What is required
Keep the pictures out and restate every record exactly.

Provided records
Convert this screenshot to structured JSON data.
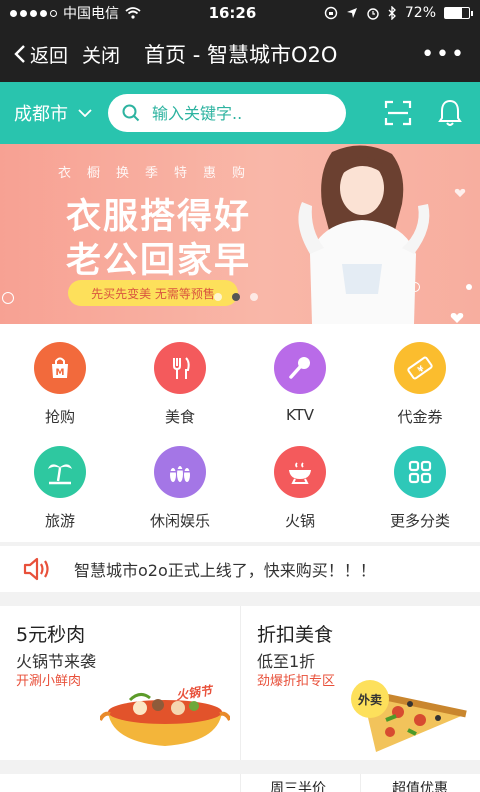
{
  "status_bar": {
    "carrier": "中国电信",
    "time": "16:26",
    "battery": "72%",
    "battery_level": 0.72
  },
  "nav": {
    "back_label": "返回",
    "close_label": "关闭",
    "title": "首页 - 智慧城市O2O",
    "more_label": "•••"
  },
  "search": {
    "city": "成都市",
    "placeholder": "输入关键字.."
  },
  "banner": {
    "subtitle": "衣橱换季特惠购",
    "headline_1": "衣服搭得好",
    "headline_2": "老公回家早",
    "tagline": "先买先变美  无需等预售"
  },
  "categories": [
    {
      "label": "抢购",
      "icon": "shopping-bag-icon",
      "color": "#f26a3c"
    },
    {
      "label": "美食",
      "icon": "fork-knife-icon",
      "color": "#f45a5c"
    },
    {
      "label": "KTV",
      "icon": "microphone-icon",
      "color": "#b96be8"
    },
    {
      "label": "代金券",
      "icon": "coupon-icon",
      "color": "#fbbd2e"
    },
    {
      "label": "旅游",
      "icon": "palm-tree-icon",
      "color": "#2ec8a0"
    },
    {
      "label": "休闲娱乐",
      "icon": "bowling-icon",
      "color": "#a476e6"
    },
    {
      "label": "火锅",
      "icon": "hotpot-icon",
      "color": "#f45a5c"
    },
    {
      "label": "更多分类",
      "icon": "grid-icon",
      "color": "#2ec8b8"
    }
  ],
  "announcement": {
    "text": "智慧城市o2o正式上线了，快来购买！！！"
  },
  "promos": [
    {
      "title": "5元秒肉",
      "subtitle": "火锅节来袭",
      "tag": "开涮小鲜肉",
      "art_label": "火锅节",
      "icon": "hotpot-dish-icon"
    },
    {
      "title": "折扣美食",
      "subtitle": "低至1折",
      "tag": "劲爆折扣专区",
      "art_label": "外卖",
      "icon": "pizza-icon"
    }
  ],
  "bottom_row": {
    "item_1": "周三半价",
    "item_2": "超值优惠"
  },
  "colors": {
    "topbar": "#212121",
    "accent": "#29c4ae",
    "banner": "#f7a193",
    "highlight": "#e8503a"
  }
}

Solved exercise
Convert this screenshot to structured JSON data.
{
  "status_bar": {
    "carrier": "中国电信",
    "time": "16:26",
    "battery": "72%",
    "battery_level": 0.72
  },
  "nav": {
    "back_label": "返回",
    "close_label": "关闭",
    "title": "首页 - 智慧城市O2O",
    "more_label": "•••"
  },
  "search": {
    "city": "成都市",
    "placeholder": "输入关键字.."
  },
  "banner": {
    "subtitle": "衣橱换季特惠购",
    "headline_1": "衣服搭得好",
    "headline_2": "老公回家早",
    "tagline": "先买先变美  无需等预售"
  },
  "categories": [
    {
      "label": "抢购",
      "icon": "shopping-bag-icon",
      "color": "#f26a3c"
    },
    {
      "label": "美食",
      "icon": "fork-knife-icon",
      "color": "#f45a5c"
    },
    {
      "label": "KTV",
      "icon": "microphone-icon",
      "color": "#b96be8"
    },
    {
      "label": "代金券",
      "icon": "coupon-icon",
      "color": "#fbbd2e"
    },
    {
      "label": "旅游",
      "icon": "palm-tree-icon",
      "color": "#2ec8a0"
    },
    {
      "label": "休闲娱乐",
      "icon": "bowling-icon",
      "color": "#a476e6"
    },
    {
      "label": "火锅",
      "icon": "hotpot-icon",
      "color": "#f45a5c"
    },
    {
      "label": "更多分类",
      "icon": "grid-icon",
      "color": "#2ec8b8"
    }
  ],
  "announcement": {
    "text": "智慧城市o2o正式上线了，快来购买！！！"
  },
  "promos": [
    {
      "title": "5元秒肉",
      "subtitle": "火锅节来袭",
      "tag": "开涮小鲜肉",
      "art_label": "火锅节",
      "icon": "hotpot-dish-icon"
    },
    {
      "title": "折扣美食",
      "subtitle": "低至1折",
      "tag": "劲爆折扣专区",
      "art_label": "外卖",
      "icon": "pizza-icon"
    }
  ],
  "bottom_row": {
    "item_1": "周三半价",
    "item_2": "超值优惠"
  },
  "colors": {
    "topbar": "#212121",
    "accent": "#29c4ae",
    "banner": "#f7a193",
    "highlight": "#e8503a"
  }
}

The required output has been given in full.